Records from a collection of figures:
-- START --

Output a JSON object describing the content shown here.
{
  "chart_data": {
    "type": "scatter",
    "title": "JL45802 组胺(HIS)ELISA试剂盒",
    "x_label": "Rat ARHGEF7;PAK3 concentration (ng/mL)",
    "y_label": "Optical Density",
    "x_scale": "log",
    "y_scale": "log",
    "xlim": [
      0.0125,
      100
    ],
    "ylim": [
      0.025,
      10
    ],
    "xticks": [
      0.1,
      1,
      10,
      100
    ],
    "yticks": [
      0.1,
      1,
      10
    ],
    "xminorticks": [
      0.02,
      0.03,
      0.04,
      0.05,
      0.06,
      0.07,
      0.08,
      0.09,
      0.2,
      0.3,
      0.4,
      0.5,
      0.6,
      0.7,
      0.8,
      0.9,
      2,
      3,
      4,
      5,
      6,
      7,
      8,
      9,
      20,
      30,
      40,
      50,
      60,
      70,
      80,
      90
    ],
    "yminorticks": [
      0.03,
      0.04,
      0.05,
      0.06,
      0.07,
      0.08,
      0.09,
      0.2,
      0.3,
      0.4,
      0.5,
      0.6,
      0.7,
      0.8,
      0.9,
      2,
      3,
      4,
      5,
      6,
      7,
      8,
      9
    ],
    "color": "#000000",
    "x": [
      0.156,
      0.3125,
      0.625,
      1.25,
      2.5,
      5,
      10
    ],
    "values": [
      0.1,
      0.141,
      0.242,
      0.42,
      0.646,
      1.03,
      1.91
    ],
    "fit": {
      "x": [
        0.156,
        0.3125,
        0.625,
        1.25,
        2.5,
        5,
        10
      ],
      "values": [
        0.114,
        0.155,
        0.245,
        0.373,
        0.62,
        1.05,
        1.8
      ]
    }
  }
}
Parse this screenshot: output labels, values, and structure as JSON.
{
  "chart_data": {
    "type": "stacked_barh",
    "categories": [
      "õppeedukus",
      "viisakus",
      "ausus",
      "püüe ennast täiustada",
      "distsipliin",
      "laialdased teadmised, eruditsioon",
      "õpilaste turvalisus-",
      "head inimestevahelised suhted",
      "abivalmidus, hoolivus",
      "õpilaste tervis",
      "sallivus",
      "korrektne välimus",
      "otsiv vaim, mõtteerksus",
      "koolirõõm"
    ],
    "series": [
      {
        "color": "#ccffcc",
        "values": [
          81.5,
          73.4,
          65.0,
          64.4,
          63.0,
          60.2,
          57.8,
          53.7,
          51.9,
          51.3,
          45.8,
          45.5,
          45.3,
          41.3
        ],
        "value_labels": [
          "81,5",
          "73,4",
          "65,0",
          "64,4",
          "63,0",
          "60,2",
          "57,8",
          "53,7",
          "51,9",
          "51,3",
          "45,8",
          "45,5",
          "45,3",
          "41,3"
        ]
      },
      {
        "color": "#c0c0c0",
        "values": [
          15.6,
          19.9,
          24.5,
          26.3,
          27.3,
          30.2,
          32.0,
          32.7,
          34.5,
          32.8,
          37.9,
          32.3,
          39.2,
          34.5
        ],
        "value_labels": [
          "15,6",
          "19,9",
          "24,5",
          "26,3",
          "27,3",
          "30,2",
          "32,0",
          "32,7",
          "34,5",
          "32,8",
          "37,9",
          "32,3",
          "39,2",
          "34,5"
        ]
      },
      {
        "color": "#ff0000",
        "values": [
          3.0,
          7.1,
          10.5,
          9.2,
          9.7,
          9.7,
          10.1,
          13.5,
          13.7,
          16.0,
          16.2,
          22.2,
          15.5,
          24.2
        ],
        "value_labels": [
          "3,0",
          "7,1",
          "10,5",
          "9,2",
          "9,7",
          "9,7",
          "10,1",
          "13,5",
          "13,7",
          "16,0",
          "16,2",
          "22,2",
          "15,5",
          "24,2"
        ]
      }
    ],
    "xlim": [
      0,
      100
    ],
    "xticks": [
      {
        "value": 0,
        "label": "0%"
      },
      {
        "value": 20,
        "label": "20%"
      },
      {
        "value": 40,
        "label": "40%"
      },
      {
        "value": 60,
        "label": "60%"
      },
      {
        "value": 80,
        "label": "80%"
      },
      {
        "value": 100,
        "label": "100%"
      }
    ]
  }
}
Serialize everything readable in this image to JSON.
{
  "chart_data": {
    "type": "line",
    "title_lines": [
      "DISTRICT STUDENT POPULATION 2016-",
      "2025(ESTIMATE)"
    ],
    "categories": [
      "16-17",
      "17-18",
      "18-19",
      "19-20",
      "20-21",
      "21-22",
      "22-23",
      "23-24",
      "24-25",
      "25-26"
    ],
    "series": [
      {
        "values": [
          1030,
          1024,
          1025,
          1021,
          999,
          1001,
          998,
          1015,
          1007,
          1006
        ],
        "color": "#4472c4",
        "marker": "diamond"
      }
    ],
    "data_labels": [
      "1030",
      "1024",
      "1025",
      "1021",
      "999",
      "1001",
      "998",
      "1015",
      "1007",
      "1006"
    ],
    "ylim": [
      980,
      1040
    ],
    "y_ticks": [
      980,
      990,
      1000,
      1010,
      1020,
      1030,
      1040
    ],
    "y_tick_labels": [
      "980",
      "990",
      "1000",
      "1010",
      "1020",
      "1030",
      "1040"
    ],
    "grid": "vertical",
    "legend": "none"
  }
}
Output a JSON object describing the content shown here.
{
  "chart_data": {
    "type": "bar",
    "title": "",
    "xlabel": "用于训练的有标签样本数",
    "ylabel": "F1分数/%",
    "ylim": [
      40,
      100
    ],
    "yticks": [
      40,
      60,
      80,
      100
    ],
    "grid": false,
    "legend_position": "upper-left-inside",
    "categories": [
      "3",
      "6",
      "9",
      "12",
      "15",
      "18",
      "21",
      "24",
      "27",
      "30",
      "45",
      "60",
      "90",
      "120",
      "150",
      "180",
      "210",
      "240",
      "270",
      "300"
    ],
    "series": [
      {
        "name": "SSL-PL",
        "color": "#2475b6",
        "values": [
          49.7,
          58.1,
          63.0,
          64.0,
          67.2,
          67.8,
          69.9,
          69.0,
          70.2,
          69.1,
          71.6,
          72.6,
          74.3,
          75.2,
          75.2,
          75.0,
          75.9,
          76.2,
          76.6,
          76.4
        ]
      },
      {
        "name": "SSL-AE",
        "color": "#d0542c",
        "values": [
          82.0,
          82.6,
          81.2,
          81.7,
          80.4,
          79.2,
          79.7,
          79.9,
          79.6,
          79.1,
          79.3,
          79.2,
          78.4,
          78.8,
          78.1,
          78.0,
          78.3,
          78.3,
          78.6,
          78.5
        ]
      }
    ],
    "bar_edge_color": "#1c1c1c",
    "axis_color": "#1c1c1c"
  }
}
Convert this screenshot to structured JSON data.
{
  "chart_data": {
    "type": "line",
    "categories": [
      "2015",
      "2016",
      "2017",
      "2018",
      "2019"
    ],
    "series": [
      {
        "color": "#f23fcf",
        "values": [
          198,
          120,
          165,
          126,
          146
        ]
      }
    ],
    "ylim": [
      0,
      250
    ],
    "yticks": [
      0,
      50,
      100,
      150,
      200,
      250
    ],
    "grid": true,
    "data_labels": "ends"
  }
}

-- END --

=== WHAT IS EXPECTED ===
Retype each record exactly, leaving nothing out.

=== ANSWER TO THE EXERCISE ===
Output a JSON object describing the content shown here.
{
  "chart_data": {
    "type": "scatter",
    "title": "JL45802 组胺(HIS)ELISA试剂盒",
    "x_label": "Rat ARHGEF7;PAK3 concentration (ng/mL)",
    "y_label": "Optical Density",
    "x_scale": "log",
    "y_scale": "log",
    "xlim": [
      0.0125,
      100
    ],
    "ylim": [
      0.025,
      10
    ],
    "xticks": [
      0.1,
      1,
      10,
      100
    ],
    "yticks": [
      0.1,
      1,
      10
    ],
    "xminorticks": [
      0.02,
      0.03,
      0.04,
      0.05,
      0.06,
      0.07,
      0.08,
      0.09,
      0.2,
      0.3,
      0.4,
      0.5,
      0.6,
      0.7,
      0.8,
      0.9,
      2,
      3,
      4,
      5,
      6,
      7,
      8,
      9,
      20,
      30,
      40,
      50,
      60,
      70,
      80,
      90
    ],
    "yminorticks": [
      0.03,
      0.04,
      0.05,
      0.06,
      0.07,
      0.08,
      0.09,
      0.2,
      0.3,
      0.4,
      0.5,
      0.6,
      0.7,
      0.8,
      0.9,
      2,
      3,
      4,
      5,
      6,
      7,
      8,
      9
    ],
    "color": "#000000",
    "x": [
      0.156,
      0.3125,
      0.625,
      1.25,
      2.5,
      5,
      10
    ],
    "values": [
      0.1,
      0.141,
      0.242,
      0.42,
      0.646,
      1.03,
      1.91
    ],
    "fit": {
      "x": [
        0.156,
        0.3125,
        0.625,
        1.25,
        2.5,
        5,
        10
      ],
      "values": [
        0.114,
        0.155,
        0.245,
        0.373,
        0.62,
        1.05,
        1.8
      ]
    }
  }
}
Parse this screenshot: output labels, values, and structure as JSON.
{
  "chart_data": {
    "type": "stacked_barh",
    "categories": [
      "õppeedukus",
      "viisakus",
      "ausus",
      "püüe ennast täiustada",
      "distsipliin",
      "laialdased teadmised, eruditsioon",
      "õpilaste turvalisus-",
      "head inimestevahelised suhted",
      "abivalmidus, hoolivus",
      "õpilaste tervis",
      "sallivus",
      "korrektne välimus",
      "otsiv vaim, mõtteerksus",
      "koolirõõm"
    ],
    "series": [
      {
        "color": "#ccffcc",
        "values": [
          81.5,
          73.4,
          65.0,
          64.4,
          63.0,
          60.2,
          57.8,
          53.7,
          51.9,
          51.3,
          45.8,
          45.5,
          45.3,
          41.3
        ],
        "value_labels": [
          "81,5",
          "73,4",
          "65,0",
          "64,4",
          "63,0",
          "60,2",
          "57,8",
          "53,7",
          "51,9",
          "51,3",
          "45,8",
          "45,5",
          "45,3",
          "41,3"
        ]
      },
      {
        "color": "#c0c0c0",
        "values": [
          15.6,
          19.9,
          24.5,
          26.3,
          27.3,
          30.2,
          32.0,
          32.7,
          34.5,
          32.8,
          37.9,
          32.3,
          39.2,
          34.5
        ],
        "value_labels": [
          "15,6",
          "19,9",
          "24,5",
          "26,3",
          "27,3",
          "30,2",
          "32,0",
          "32,7",
          "34,5",
          "32,8",
          "37,9",
          "32,3",
          "39,2",
          "34,5"
        ]
      },
      {
        "color": "#ff0000",
        "values": [
          3.0,
          7.1,
          10.5,
          9.2,
          9.7,
          9.7,
          10.1,
          13.5,
          13.7,
          16.0,
          16.2,
          22.2,
          15.5,
          24.2
        ],
        "value_labels": [
          "3,0",
          "7,1",
          "10,5",
          "9,2",
          "9,7",
          "9,7",
          "10,1",
          "13,5",
          "13,7",
          "16,0",
          "16,2",
          "22,2",
          "15,5",
          "24,2"
        ]
      }
    ],
    "xlim": [
      0,
      100
    ],
    "xticks": [
      {
        "value": 0,
        "label": "0%"
      },
      {
        "value": 20,
        "label": "20%"
      },
      {
        "value": 40,
        "label": "40%"
      },
      {
        "value": 60,
        "label": "60%"
      },
      {
        "value": 80,
        "label": "80%"
      },
      {
        "value": 100,
        "label": "100%"
      }
    ]
  }
}
Serialize everything readable in this image to JSON.
{
  "chart_data": {
    "type": "line",
    "title_lines": [
      "DISTRICT STUDENT POPULATION 2016-",
      "2025(ESTIMATE)"
    ],
    "categories": [
      "16-17",
      "17-18",
      "18-19",
      "19-20",
      "20-21",
      "21-22",
      "22-23",
      "23-24",
      "24-25",
      "25-26"
    ],
    "series": [
      {
        "values": [
          1030,
          1024,
          1025,
          1021,
          999,
          1001,
          998,
          1015,
          1007,
          1006
        ],
        "color": "#4472c4",
        "marker": "diamond"
      }
    ],
    "data_labels": [
      "1030",
      "1024",
      "1025",
      "1021",
      "999",
      "1001",
      "998",
      "1015",
      "1007",
      "1006"
    ],
    "ylim": [
      980,
      1040
    ],
    "y_ticks": [
      980,
      990,
      1000,
      1010,
      1020,
      1030,
      1040
    ],
    "y_tick_labels": [
      "980",
      "990",
      "1000",
      "1010",
      "1020",
      "1030",
      "1040"
    ],
    "grid": "vertical",
    "legend": "none"
  }
}
Output a JSON object describing the content shown here.
{
  "chart_data": {
    "type": "bar",
    "title": "",
    "xlabel": "用于训练的有标签样本数",
    "ylabel": "F1分数/%",
    "ylim": [
      40,
      100
    ],
    "yticks": [
      40,
      60,
      80,
      100
    ],
    "grid": false,
    "legend_position": "upper-left-inside",
    "categories": [
      "3",
      "6",
      "9",
      "12",
      "15",
      "18",
      "21",
      "24",
      "27",
      "30",
      "45",
      "60",
      "90",
      "120",
      "150",
      "180",
      "210",
      "240",
      "270",
      "300"
    ],
    "series": [
      {
        "name": "SSL-PL",
        "color": "#2475b6",
        "values": [
          49.7,
          58.1,
          63.0,
          64.0,
          67.2,
          67.8,
          69.9,
          69.0,
          70.2,
          69.1,
          71.6,
          72.6,
          74.3,
          75.2,
          75.2,
          75.0,
          75.9,
          76.2,
          76.6,
          76.4
        ]
      },
      {
        "name": "SSL-AE",
        "color": "#d0542c",
        "values": [
          82.0,
          82.6,
          81.2,
          81.7,
          80.4,
          79.2,
          79.7,
          79.9,
          79.6,
          79.1,
          79.3,
          79.2,
          78.4,
          78.8,
          78.1,
          78.0,
          78.3,
          78.3,
          78.6,
          78.5
        ]
      }
    ],
    "bar_edge_color": "#1c1c1c",
    "axis_color": "#1c1c1c"
  }
}
Convert this screenshot to structured JSON data.
{
  "chart_data": {
    "type": "line",
    "categories": [
      "2015",
      "2016",
      "2017",
      "2018",
      "2019"
    ],
    "series": [
      {
        "color": "#f23fcf",
        "values": [
          198,
          120,
          165,
          126,
          146
        ]
      }
    ],
    "ylim": [
      0,
      250
    ],
    "yticks": [
      0,
      50,
      100,
      150,
      200,
      250
    ],
    "grid": true,
    "data_labels": "ends"
  }
}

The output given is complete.